▸ **DIRECTIONS FOR THIS TASK**
Each line below must be set down exactly; omit any image you find.

▸ **MATERIAL PROVIDED**

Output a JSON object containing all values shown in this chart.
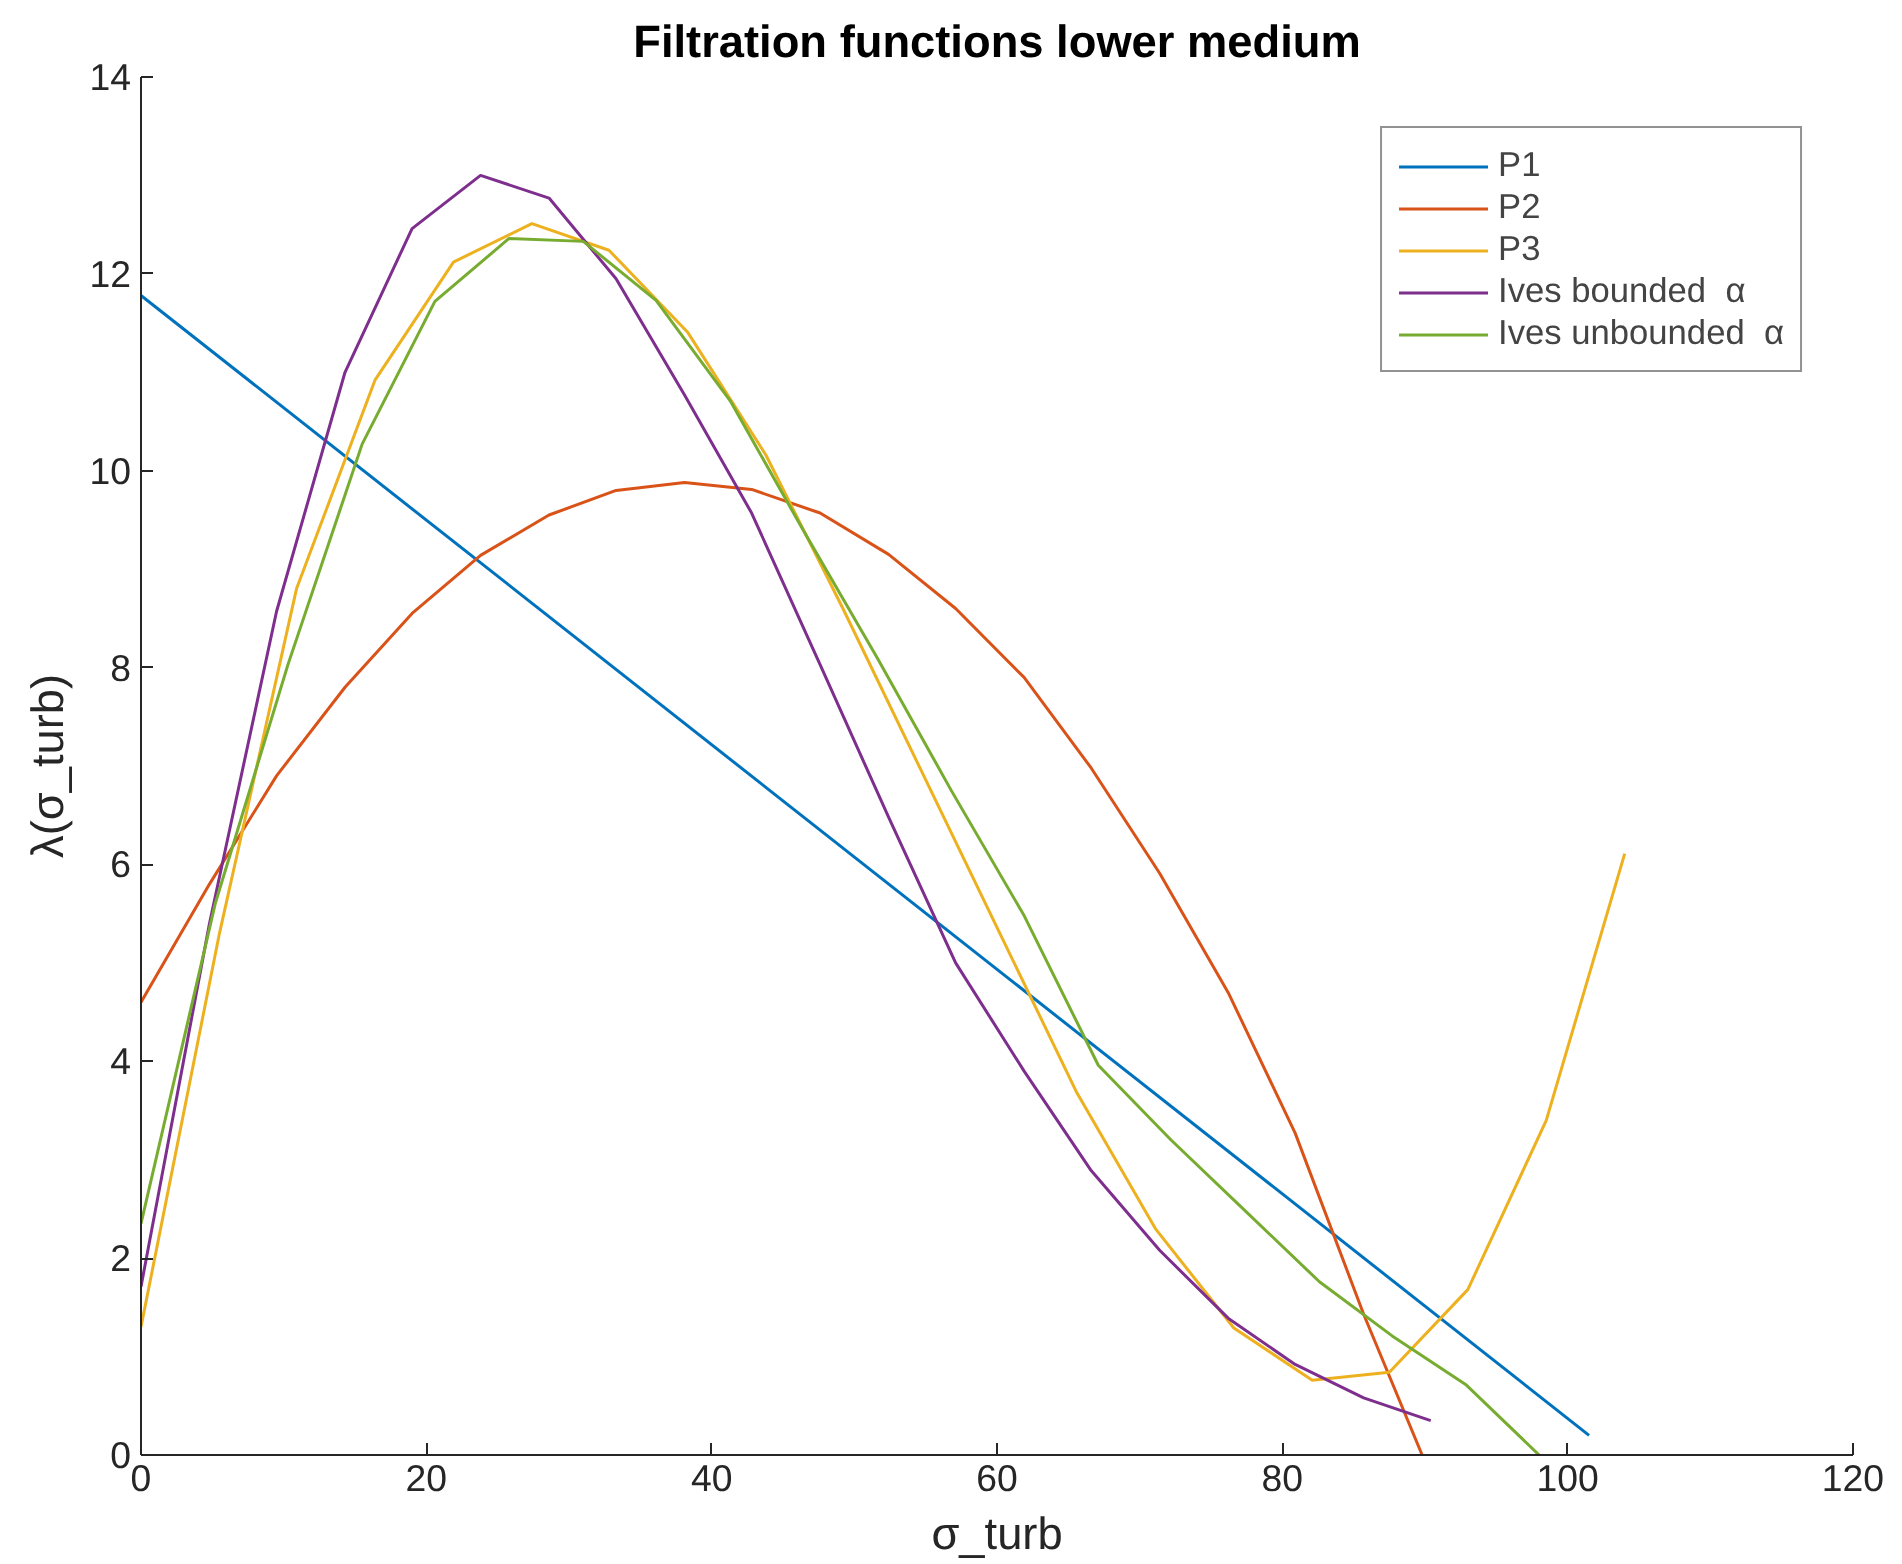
{
  "chart_data": {
    "type": "line",
    "title": "Filtration functions lower medium",
    "xlabel": "σ_turb",
    "ylabel": "λ(σ_turb)",
    "xlim": [
      0,
      120
    ],
    "xticks": [
      0,
      20,
      40,
      60,
      80,
      100,
      120
    ],
    "ylim": [
      0,
      14
    ],
    "yticks": [
      0,
      2,
      4,
      6,
      8,
      10,
      12,
      14
    ],
    "grid": false,
    "legend": "top right",
    "marker": "none",
    "line_style": "solid",
    "series": [
      {
        "name": "P1",
        "color": "#0072bd",
        "x": [
          0,
          101.5
        ],
        "values": [
          11.78,
          0.2
        ]
      },
      {
        "name": "P2",
        "color": "#d95319",
        "x": [
          0,
          4.8,
          9.5,
          14.3,
          19.0,
          23.8,
          28.6,
          33.3,
          38.1,
          42.8,
          47.6,
          52.4,
          57.1,
          61.9,
          66.6,
          71.4,
          76.2,
          80.9,
          85.7,
          89.8
        ],
        "values": [
          4.6,
          5.8,
          6.9,
          7.8,
          8.55,
          9.14,
          9.55,
          9.8,
          9.88,
          9.81,
          9.57,
          9.15,
          8.6,
          7.9,
          6.98,
          5.91,
          4.7,
          3.27,
          1.43,
          0
        ]
      },
      {
        "name": "P3",
        "color": "#edb120",
        "x": [
          0,
          5.5,
          10.9,
          16.4,
          21.9,
          27.4,
          32.8,
          38.3,
          43.8,
          49.2,
          54.7,
          60.2,
          65.6,
          71.1,
          76.6,
          82.1,
          87.5,
          93.0,
          98.5,
          104.0
        ],
        "values": [
          1.3,
          5.3,
          8.8,
          10.92,
          12.12,
          12.51,
          12.24,
          11.41,
          10.16,
          8.6,
          6.95,
          5.3,
          3.68,
          2.3,
          1.29,
          0.76,
          0.84,
          1.68,
          3.4,
          6.11
        ]
      },
      {
        "name": "Ives bounded  α",
        "color": "#7e2f8e",
        "x": [
          0,
          4.8,
          9.5,
          14.3,
          19.0,
          23.8,
          28.6,
          33.3,
          38.1,
          42.8,
          47.6,
          52.4,
          57.1,
          61.9,
          66.6,
          71.4,
          76.2,
          80.9,
          85.7,
          90.4
        ],
        "values": [
          1.71,
          5.4,
          8.57,
          11.0,
          12.46,
          13.0,
          12.77,
          11.95,
          10.77,
          9.57,
          8.03,
          6.48,
          5.0,
          3.9,
          2.89,
          2.08,
          1.39,
          0.92,
          0.58,
          0.35
        ]
      },
      {
        "name": "Ives unbounded  α",
        "color": "#77ac30",
        "x": [
          0,
          5.2,
          10.3,
          15.5,
          20.6,
          25.8,
          31.0,
          36.1,
          41.3,
          46.4,
          51.6,
          56.8,
          61.9,
          67.1,
          72.2,
          77.4,
          82.6,
          87.7,
          92.9,
          98.0
        ],
        "values": [
          2.35,
          5.6,
          8.03,
          10.27,
          11.72,
          12.36,
          12.33,
          11.73,
          10.71,
          9.4,
          8.1,
          6.75,
          5.48,
          3.96,
          3.2,
          2.48,
          1.76,
          1.21,
          0.71,
          0
        ]
      }
    ]
  }
}
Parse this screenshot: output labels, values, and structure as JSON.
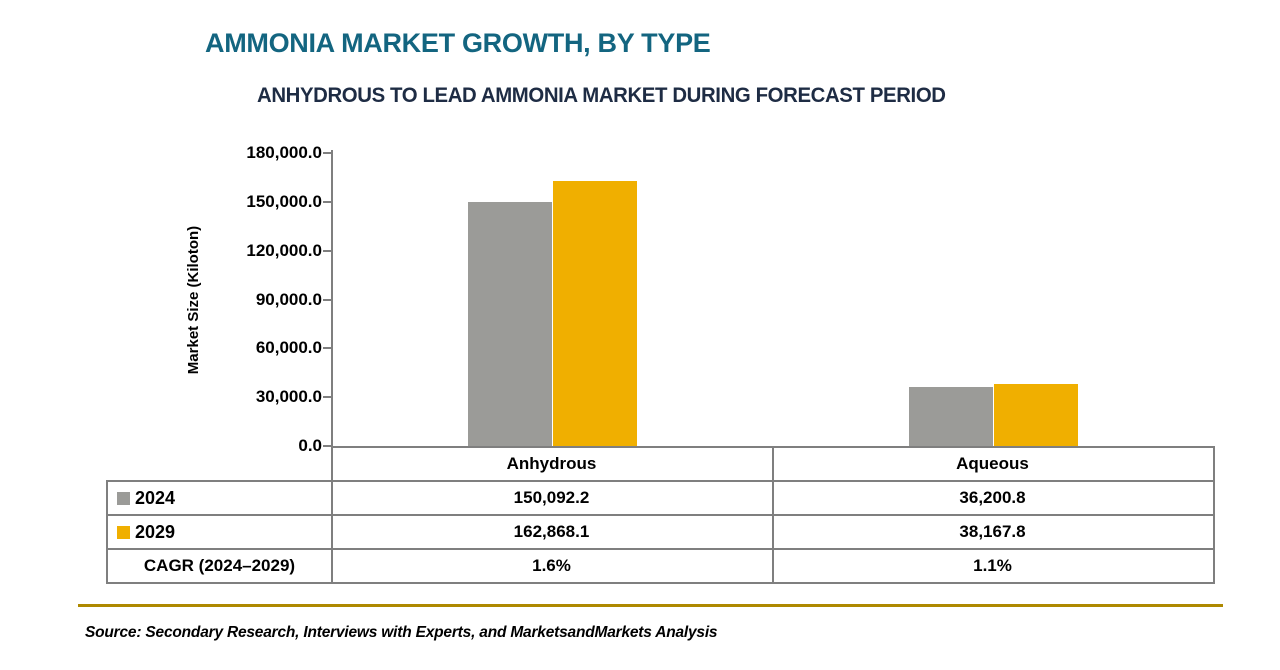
{
  "header": {
    "title": "AMMONIA MARKET GROWTH, BY TYPE",
    "subtitle": "ANHYDROUS TO LEAD AMMONIA MARKET DURING FORECAST PERIOD"
  },
  "chart_data": {
    "type": "bar",
    "title": "AMMONIA MARKET GROWTH, BY TYPE",
    "subtitle": "ANHYDROUS TO LEAD AMMONIA MARKET DURING FORECAST PERIOD",
    "ylabel": "Market Size (Kiloton)",
    "ylim": [
      0,
      180000
    ],
    "ytick_step": 30000,
    "ytick_labels": [
      "180,000.0",
      "150,000.0",
      "120,000.0",
      "90,000.0",
      "60,000.0",
      "30,000.0",
      "0.0"
    ],
    "categories": [
      "Anhydrous",
      "Aqueous"
    ],
    "series": [
      {
        "name": "2024",
        "color": "#9B9B98",
        "values": [
          150092.2,
          36200.8
        ],
        "display": [
          "150,092.2",
          "36,200.8"
        ]
      },
      {
        "name": "2029",
        "color": "#F0AF00",
        "values": [
          162868.1,
          38167.8
        ],
        "display": [
          "162,868.1",
          "38,167.8"
        ]
      }
    ],
    "cagr_row": {
      "label": "CAGR (2024–2029)",
      "values": [
        "1.6%",
        "1.1%"
      ]
    },
    "legend_position": "table-left",
    "grid": false,
    "axis_color": "#7F7F7F"
  },
  "footer": {
    "source": "Source: Secondary Research, Interviews with Experts, and MarketsandMarkets Analysis",
    "rule_color": "#AE8900"
  }
}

▸ **SOLVED EXERCISE**
Output a JSON object containing all values shown in this chart.
{
  "chart_data": {
    "type": "line",
    "title": "Filtration functions lower medium",
    "xlabel": "σ_turb",
    "ylabel": "λ(σ_turb)",
    "xlim": [
      0,
      120
    ],
    "xticks": [
      0,
      20,
      40,
      60,
      80,
      100,
      120
    ],
    "ylim": [
      0,
      14
    ],
    "yticks": [
      0,
      2,
      4,
      6,
      8,
      10,
      12,
      14
    ],
    "grid": false,
    "legend": "top right",
    "marker": "none",
    "line_style": "solid",
    "series": [
      {
        "name": "P1",
        "color": "#0072bd",
        "x": [
          0,
          101.5
        ],
        "values": [
          11.78,
          0.2
        ]
      },
      {
        "name": "P2",
        "color": "#d95319",
        "x": [
          0,
          4.8,
          9.5,
          14.3,
          19.0,
          23.8,
          28.6,
          33.3,
          38.1,
          42.8,
          47.6,
          52.4,
          57.1,
          61.9,
          66.6,
          71.4,
          76.2,
          80.9,
          85.7,
          89.8
        ],
        "values": [
          4.6,
          5.8,
          6.9,
          7.8,
          8.55,
          9.14,
          9.55,
          9.8,
          9.88,
          9.81,
          9.57,
          9.15,
          8.6,
          7.9,
          6.98,
          5.91,
          4.7,
          3.27,
          1.43,
          0
        ]
      },
      {
        "name": "P3",
        "color": "#edb120",
        "x": [
          0,
          5.5,
          10.9,
          16.4,
          21.9,
          27.4,
          32.8,
          38.3,
          43.8,
          49.2,
          54.7,
          60.2,
          65.6,
          71.1,
          76.6,
          82.1,
          87.5,
          93.0,
          98.5,
          104.0
        ],
        "values": [
          1.3,
          5.3,
          8.8,
          10.92,
          12.12,
          12.51,
          12.24,
          11.41,
          10.16,
          8.6,
          6.95,
          5.3,
          3.68,
          2.3,
          1.29,
          0.76,
          0.84,
          1.68,
          3.4,
          6.11
        ]
      },
      {
        "name": "Ives bounded  α",
        "color": "#7e2f8e",
        "x": [
          0,
          4.8,
          9.5,
          14.3,
          19.0,
          23.8,
          28.6,
          33.3,
          38.1,
          42.8,
          47.6,
          52.4,
          57.1,
          61.9,
          66.6,
          71.4,
          76.2,
          80.9,
          85.7,
          90.4
        ],
        "values": [
          1.71,
          5.4,
          8.57,
          11.0,
          12.46,
          13.0,
          12.77,
          11.95,
          10.77,
          9.57,
          8.03,
          6.48,
          5.0,
          3.9,
          2.89,
          2.08,
          1.39,
          0.92,
          0.58,
          0.35
        ]
      },
      {
        "name": "Ives unbounded  α",
        "color": "#77ac30",
        "x": [
          0,
          5.2,
          10.3,
          15.5,
          20.6,
          25.8,
          31.0,
          36.1,
          41.3,
          46.4,
          51.6,
          56.8,
          61.9,
          67.1,
          72.2,
          77.4,
          82.6,
          87.7,
          92.9,
          98.0
        ],
        "values": [
          2.35,
          5.6,
          8.03,
          10.27,
          11.72,
          12.36,
          12.33,
          11.73,
          10.71,
          9.4,
          8.1,
          6.75,
          5.48,
          3.96,
          3.2,
          2.48,
          1.76,
          1.21,
          0.71,
          0
        ]
      }
    ]
  }
}
Parse this screenshot: output labels, values, and structure as JSON.
{
  "header": {
    "title": "AMMONIA MARKET GROWTH, BY TYPE",
    "subtitle": "ANHYDROUS TO LEAD AMMONIA MARKET DURING FORECAST PERIOD"
  },
  "chart_data": {
    "type": "bar",
    "title": "AMMONIA MARKET GROWTH, BY TYPE",
    "subtitle": "ANHYDROUS TO LEAD AMMONIA MARKET DURING FORECAST PERIOD",
    "ylabel": "Market Size (Kiloton)",
    "ylim": [
      0,
      180000
    ],
    "ytick_step": 30000,
    "ytick_labels": [
      "180,000.0",
      "150,000.0",
      "120,000.0",
      "90,000.0",
      "60,000.0",
      "30,000.0",
      "0.0"
    ],
    "categories": [
      "Anhydrous",
      "Aqueous"
    ],
    "series": [
      {
        "name": "2024",
        "color": "#9B9B98",
        "values": [
          150092.2,
          36200.8
        ],
        "display": [
          "150,092.2",
          "36,200.8"
        ]
      },
      {
        "name": "2029",
        "color": "#F0AF00",
        "values": [
          162868.1,
          38167.8
        ],
        "display": [
          "162,868.1",
          "38,167.8"
        ]
      }
    ],
    "cagr_row": {
      "label": "CAGR (2024–2029)",
      "values": [
        "1.6%",
        "1.1%"
      ]
    },
    "legend_position": "table-left",
    "grid": false,
    "axis_color": "#7F7F7F"
  },
  "footer": {
    "source": "Source: Secondary Research, Interviews with Experts, and MarketsandMarkets Analysis",
    "rule_color": "#AE8900"
  }
}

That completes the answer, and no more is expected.